WHAT THIS TASK INVOLVES: Provide only the number of lines in the data below that contain the string "Трябва".

RECORDS SHOWN:

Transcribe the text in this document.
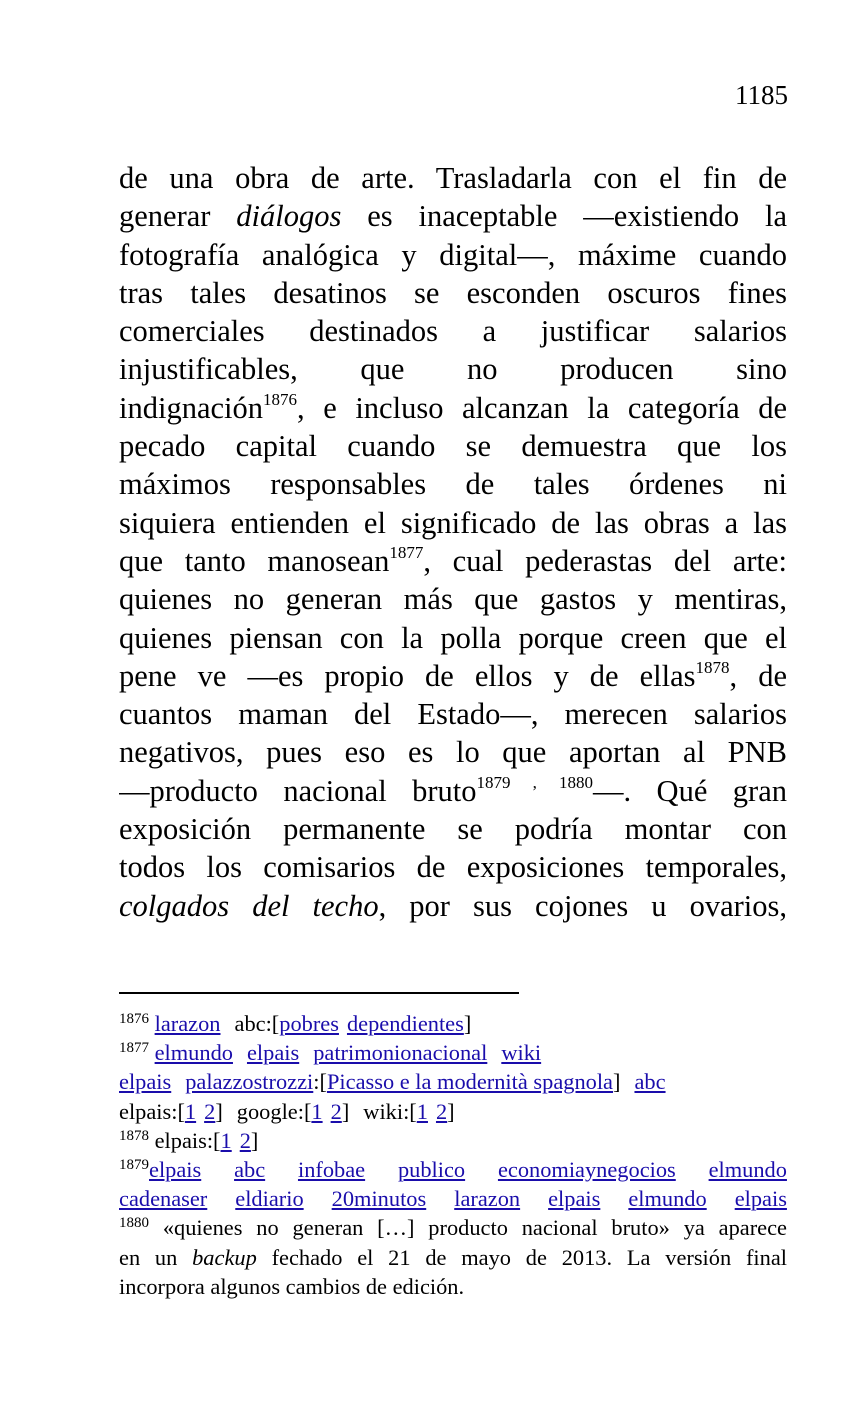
1185
de una obra de arte. Trasladarla con el fin de
generar diálogos es inaceptable —existiendo la
fotografía analógica y digital—, máxime cuando
tras tales desatinos se esconden oscuros fines
comerciales destinados a justificar salarios
injustificables, que no producen sino
indignación$^{1876}$, e incluso alcanzan la categoría de
pecado capital cuando se demuestra que los
máximos responsables de tales órdenes ni
siquiera entienden el significado de las obras a las
que tanto manosean$^{1877}$, cual pederastas del arte:
quienes no generan más que gastos y mentiras,
quienes piensan con la polla porque creen que el
pene ve —es propio de ellos y de ellas$^{1878}$, de
cuantos maman del Estado—, merecen salarios
negativos, pues eso es lo que aportan al PNB
—producto nacional bruto$^{1879 , 1880}$—. Qué gran
exposición permanente se podría montar con
todos los comisarios de exposiciones temporales,
colgados del techo, por sus cojones u ovarios,
$^{1876}$ larazon abc:[pobres dependientes]
$^{1877}$ elmundo elpais patrimonionacional wiki
elpais palazzostrozzi:[Picasso e la modernità spagnola] abc
elpais:[1 2] google:[1 2] wiki:[1 2]
$^{1878}$ elpais:[1 2]
$^{1879}$elpais abc infobae publico economiaynegocios elmundo
cadenaser eldiario 20minutos larazon elpais elmundo elpais
$^{1880}$ «quienes no generan […] producto nacional bruto» ya aparece
en un backup fechado el 21 de mayo de 2013. La versión final
incorpora algunos cambios de edición.
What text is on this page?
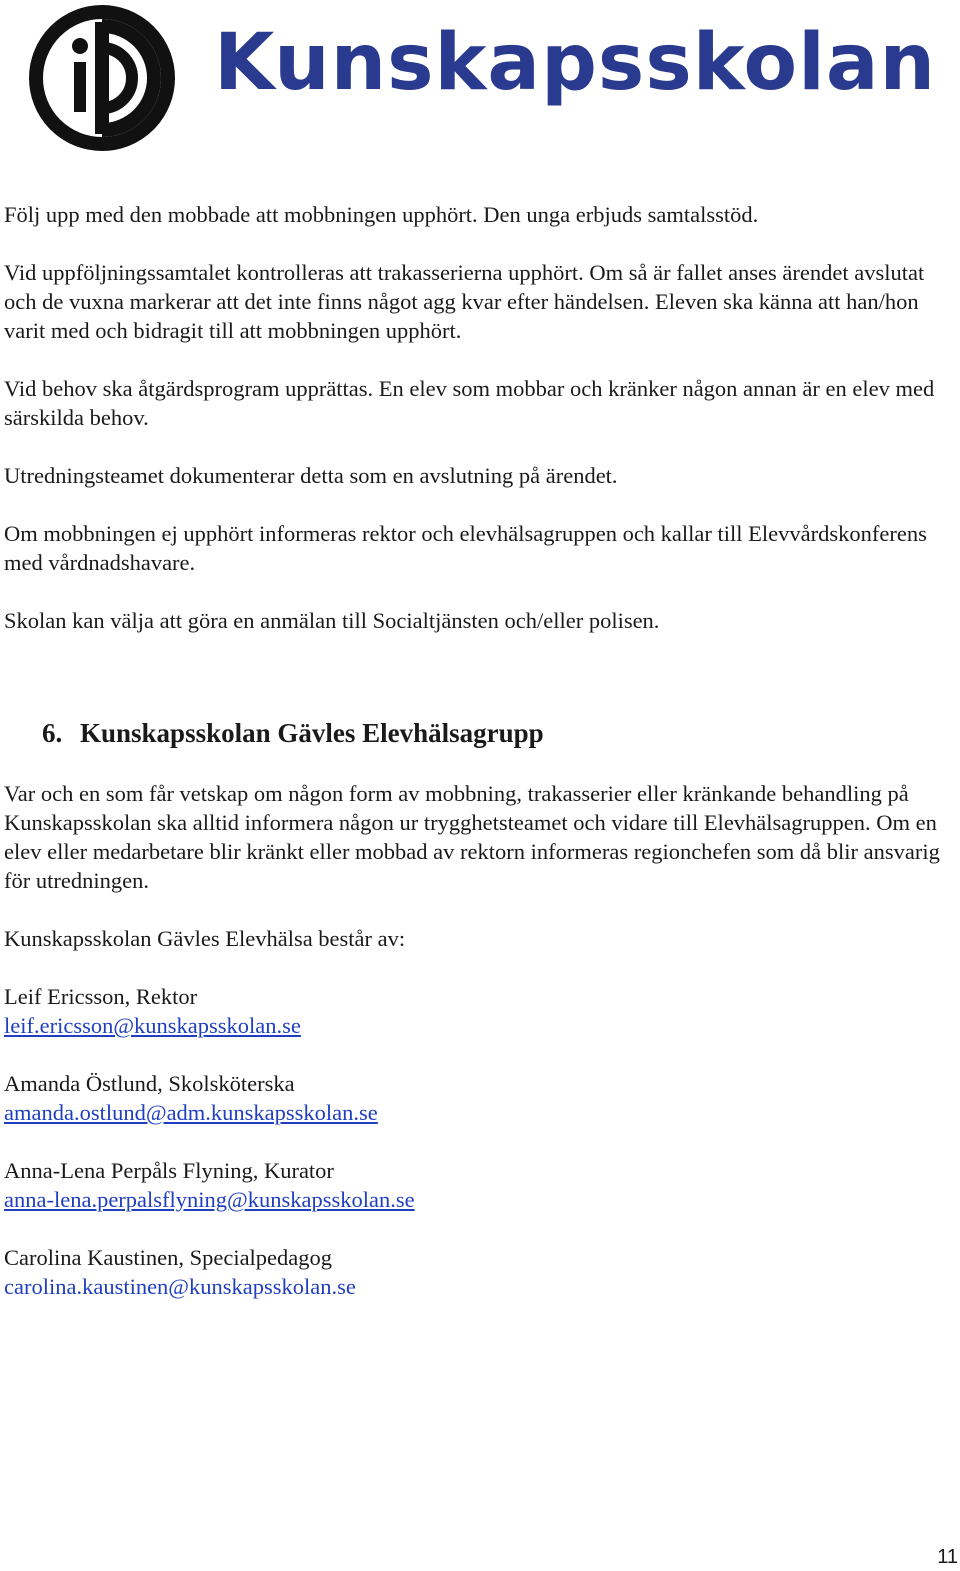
Kunskapsskolan

Följ upp med den mobbade att mobbningen upphört. Den unga erbjuds samtalsstöd.

Vid uppföljningssamtalet kontrolleras att trakasserierna upphört. Om så är fallet anses ärendet avslutat och de vuxna markerar att det inte finns något agg kvar efter händelsen. Eleven ska känna att han/hon varit med och bidragit till att mobbningen upphört.

Vid behov ska åtgärdsprogram upprättas. En elev som mobbar och kränker någon annan är en elev med särskilda behov.

Utredningsteamet dokumenterar detta som en avslutning på ärendet.

Om mobbningen ej upphört informeras rektor och elevhälsagruppen och kallar till Elevvårdskonferens med vårdnadshavare.

Skolan kan välja att göra en anmälan till Socialtjänsten och/eller polisen.

6. Kunskapsskolan Gävles Elevhälsagrupp

Var och en som får vetskap om någon form av mobbning, trakasserier eller kränkande behandling på Kunskapsskolan ska alltid informera någon ur trygghetsteamet och vidare till Elevhälsagruppen. Om en elev eller medarbetare blir kränkt eller mobbad av rektorn informeras regionchefen som då blir ansvarig för utredningen.

Kunskapsskolan Gävles Elevhälsa består av:

Leif Ericsson, Rektor
leif.ericsson@kunskapsskolan.se
Amanda Östlund, Skolsköterska
amanda.ostlund@adm.kunskapsskolan.se
Anna-Lena Perpåls Flyning, Kurator
anna-lena.perpalsflyning@kunskapsskolan.se
Carolina Kaustinen, Specialpedagog
carolina.kaustinen@kunskapsskolan.se
11
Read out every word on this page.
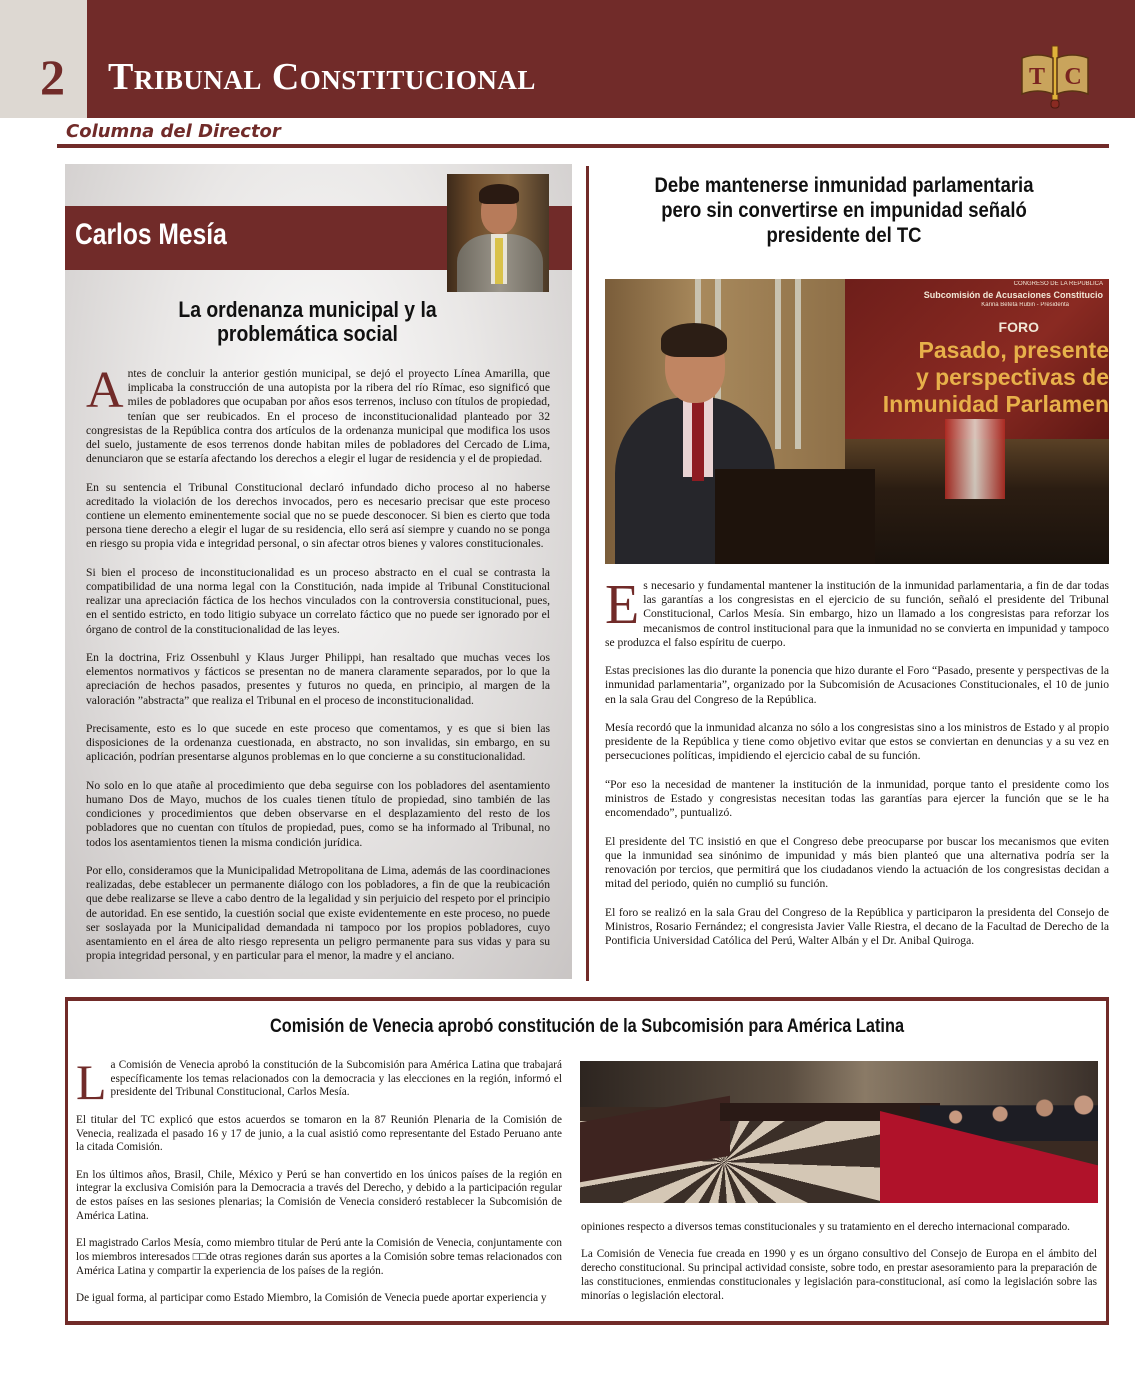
2 Tribunal Constitucional	T C
Columna del Director
Carlos Mesía
La ordenanza municipal y la problemática social

Antes de concluir la anterior gestión municipal, se dejó el proyecto Línea Amarilla, que implicaba la construcción de una autopista por la ribera del río Rímac, eso significó que miles de pobladores que ocupaban por años esos terrenos, incluso con títulos de propiedad, tenían que ser reubicados. En el proceso de inconstitucionalidad planteado por 32 congresistas de la República contra dos artículos de la ordenanza municipal que modifica los usos del suelo, justamente de esos terrenos donde habitan miles de pobladores del Cercado de Lima, denunciaron que se estaría afectando los derechos a elegir el lugar de residencia y el de propiedad.

En su sentencia el Tribunal Constitucional declaró infundado dicho proceso al no haberse acreditado la violación de los derechos invocados, pero es necesario precisar que este proceso contiene un elemento eminentemente social que no se puede desconocer. Si bien es cierto que toda persona tiene derecho a elegir el lugar de su residencia, ello será así siempre y cuando no se ponga en riesgo su propia vida e integridad personal, o sin afectar otros bienes y valores constitucionales.

Si bien el proceso de inconstitucionalidad es un proceso abstracto en el cual se contrasta la compatibilidad de una norma legal con la Constitución, nada impide al Tribunal Constitucional realizar una apreciación fáctica de los hechos vinculados con la controversia constitucional, pues, en el sentido estricto, en todo litigio subyace un correlato fáctico que no puede ser ignorado por el órgano de control de la constitucionalidad de las leyes.

En la doctrina, Friz Ossenbuhl y Klaus Jurger Philippi, han resaltado que muchas veces los elementos normativos y fácticos se presentan no de manera claramente separados, por lo que la apreciación de hechos pasados, presentes y futuros no queda, en principio, al margen de la valoración ”abstracta” que realiza el Tribunal en el proceso de inconstitucionalidad.

Precisamente, esto es lo que sucede en este proceso que comentamos, y es que si bien las disposiciones de la ordenanza cuestionada, en abstracto, no son invalidas, sin embargo, en su aplicación, podrían presentarse algunos problemas en lo que concierne a su constitucionalidad.

No solo en lo que atañe al procedimiento que deba seguirse con los pobladores del asentamiento humano Dos de Mayo, muchos de los cuales tienen título de propiedad, sino también de las condiciones y procedimientos que deben observarse en el desplazamiento del resto de los pobladores que no cuentan con títulos de propiedad, pues, como se ha informado al Tribunal, no todos los asentamientos tienen la misma condición jurídica.

Por ello, consideramos que la Municipalidad Metropolitana de Lima, además de las coordinaciones realizadas, debe establecer un permanente diálogo con los pobladores, a fin de que la reubicación que debe realizarse se lleve a cabo dentro de la legalidad y sin perjuicio del respeto por el principio de autoridad. En ese sentido, la cuestión social que existe evidentemente en este proceso, no puede ser soslayada por la Municipalidad demandada ni tampoco por los propios pobladores, cuyo asentamiento en el área de alto riesgo representa un peligro permanente para sus vidas y para su propia integridad personal, y en particular para el menor, la madre y el anciano.

Debe mantenerse inmunidad parlamentaria pero sin convertirse en impunidad señaló presidente del TC
CONGRESO DE LA REPÚBLICA
Subcomisión de Acusaciones Constitucio
Karina Beteta Rubin - Presidenta
FORO
Pasado, presente
y perspectivas de
Inmunidad Parlamen

Es necesario y fundamental mantener la institución de la inmunidad parlamentaria, a fin de dar todas las garantías a los congresistas en el ejercicio de su función, señaló el presidente del Tribunal Constitucional, Carlos Mesía. Sin embargo, hizo un llamado a los congresistas para reforzar los mecanismos de control institucional para que la inmunidad no se convierta en impunidad y tampoco se produzca el falso espíritu de cuerpo.

Estas precisiones las dio durante la ponencia que hizo durante el Foro “Pasado, presente y perspectivas de la inmunidad parlamentaria”, organizado por la Subcomisión de Acusaciones Constitucionales, el 10 de junio en la sala Grau del Congreso de la República.

Mesía recordó que la inmunidad alcanza no sólo a los congresistas sino a los ministros de Estado y al propio presidente de la República y tiene como objetivo evitar que estos se conviertan en denuncias y a su vez en persecuciones políticas, impidiendo el ejercicio cabal de su función.

“Por eso la necesidad de mantener la institución de la inmunidad, porque tanto el presidente como los ministros de Estado y congresistas necesitan todas las garantías para ejercer la función que se le ha encomendado”, puntualizó.

El presidente del TC insistió en que el Congreso debe preocuparse por buscar los mecanismos que eviten que la inmunidad sea sinónimo de impunidad y más bien planteó que una alternativa podría ser la renovación por tercios, que permitirá que los ciudadanos viendo la actuación de los congresistas decidan a mitad del periodo, quién no cumplió su función.

El foro se realizó en la sala Grau del Congreso de la República y participaron la presidenta del Consejo de Ministros, Rosario Fernández; el congresista Javier Valle Riestra, el decano de la Facultad de Derecho de la Pontificia Universidad Católica del Perú, Walter Albán y el Dr. Anibal Quiroga.

Comisión de Venecia aprobó constitución de la Subcomisión para América Latina

La Comisión de Venecia aprobó la constitución de la Subcomisión para América Latina que trabajará específicamente los temas relacionados con la democracia y las elecciones en la región, informó el presidente del Tribunal Constitucional, Carlos Mesía.

El titular del TC explicó que estos acuerdos se tomaron en la 87 Reunión Plenaria de la Comisión de Venecia, realizada el pasado 16 y 17 de junio, a la cual asistió como representante del Estado Peruano ante la citada Comisión.

En los últimos años, Brasil, Chile, México y Perú se han convertido en los únicos países de la región en integrar la exclusiva Comisión para la Democracia a través del Derecho, y debido a la participación regular de estos países en las sesiones plenarias; la Comisión de Venecia consideró restablecer la Subcomisión de América Latina.

El magistrado Carlos Mesía, como miembro titular de Perú ante la Comisión de Venecia, conjuntamente con los miembros interesados □□de otras regiones darán sus aportes a la Comisión sobre temas relacionados con América Latina y compartir la experiencia de los países de la región.

De igual forma, al participar como Estado Miembro, la Comisión de Venecia puede aportar experiencia y

opiniones respecto a diversos temas constitucionales y su tratamiento en el derecho internacional comparado.

La Comisión de Venecia fue creada en 1990 y es un órgano consultivo del Consejo de Europa en el ámbito del derecho constitucional. Su principal actividad consiste, sobre todo, en prestar asesoramiento para la preparación de las constituciones, enmiendas constitucionales y legislación para-constitucional, así como la legislación sobre las minorías o legislación electoral.
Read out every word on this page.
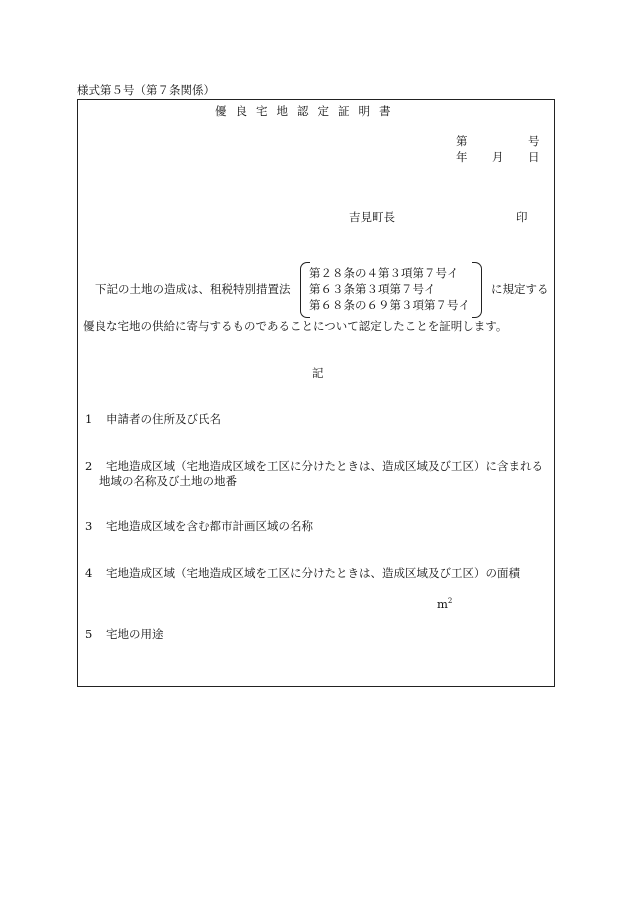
様式第５号（第７条関係）
優良宅地認定証明書
第	号
年 月 日
吉見町長	印
下記の土地の造成は、租税特別措置法
第２８条の４第３項第７号イ
第６３条第３項第７号イ
第６８条の６９第３項第７号イ
に規定する
優良な宅地の供給に寄与するものであることについて認定したことを証明します。
記
1 申請者の住所及び氏名
2 宅地造成区域（宅地造成区域を工区に分けたときは、造成区域及び工区）に含まれる
地域の名称及び土地の地番
3 宅地造成区域を含む都市計画区域の名称
4 宅地造成区域（宅地造成区域を工区に分けたときは、造成区域及び工区）の面積
$m^2$
5 宅地の用途
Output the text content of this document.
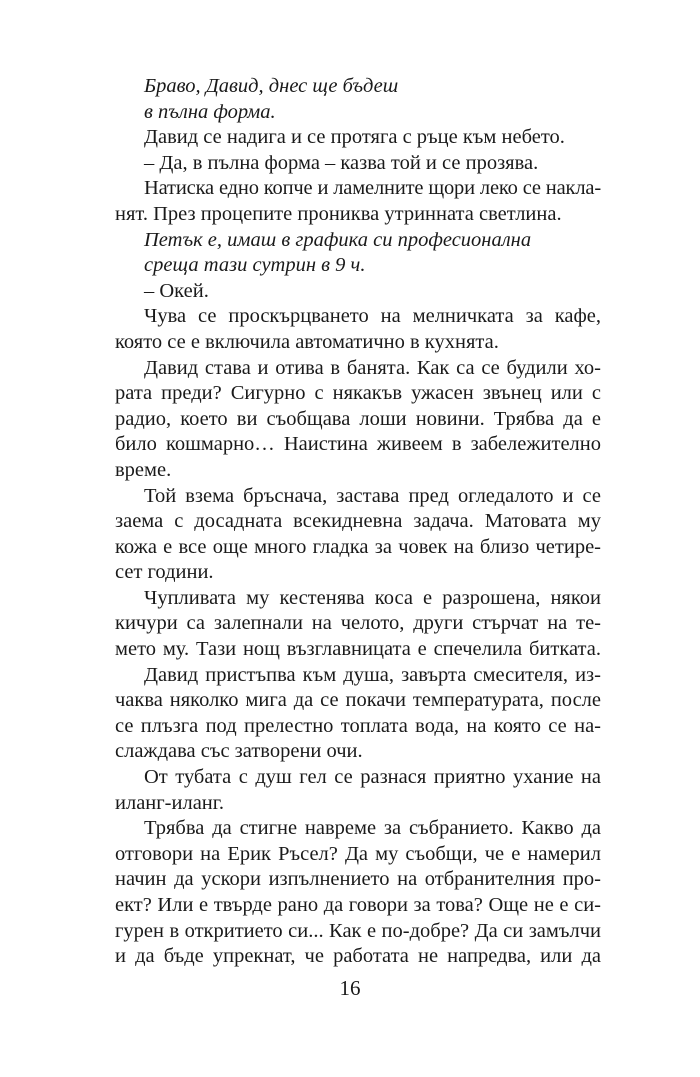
Браво, Давид, днес ще бъдеш
в пълна форма.
Давид се надига и се протяга с ръце към небето.
– Да, в пълна форма – казва той и се прозява.
Натиска едно копче и ламелните щори леко се накла-
нят. През процепите прониква утринната светлина.
Петък е, имаш в графика си професионална
среща тази сутрин в 9 ч.
– Окей.
Чува се проскърцването на мелничката за кафе,
която се е включила автоматично в кухнята.
Давид става и отива в банята. Как са се будили хо-
рата преди? Сигурно с някакъв ужасен звънец или с
радио, което ви съобщава лоши новини. Трябва да е
било кошмарно… Наистина живеем в забележително
време.
Той взема бръснача, застава пред огледалото и се
заема с досадната всекидневна задача. Матовата му
кожа е все още много гладка за човек на близо четире-
сет години.
Чупливата му кестенява коса е разрошена, някои
кичури са залепнали на челото, други стърчат на те-
мето му. Тази нощ възглавницата е спечелила битката.
Давид пристъпва към душа, завърта смесителя, из-
чаква няколко мига да се покачи температурата, после
се плъзга под прелестно топлата вода, на която се на-
слаждава със затворени очи.
От тубата с душ гел се разнася приятно ухание на
иланг-иланг.
Трябва да стигне навреме за събранието. Какво да
отговори на Ерик Ръсел? Да му съобщи, че е намерил
начин да ускори изпълнението на отбранителния про-
ект? Или е твърде рано да говори за това? Още не е си-
гурен в откритието си... Как е по-добре? Да си замълчи
и да бъде упрекнат, че работата не напредва, или да
16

THE RESPONSE: 2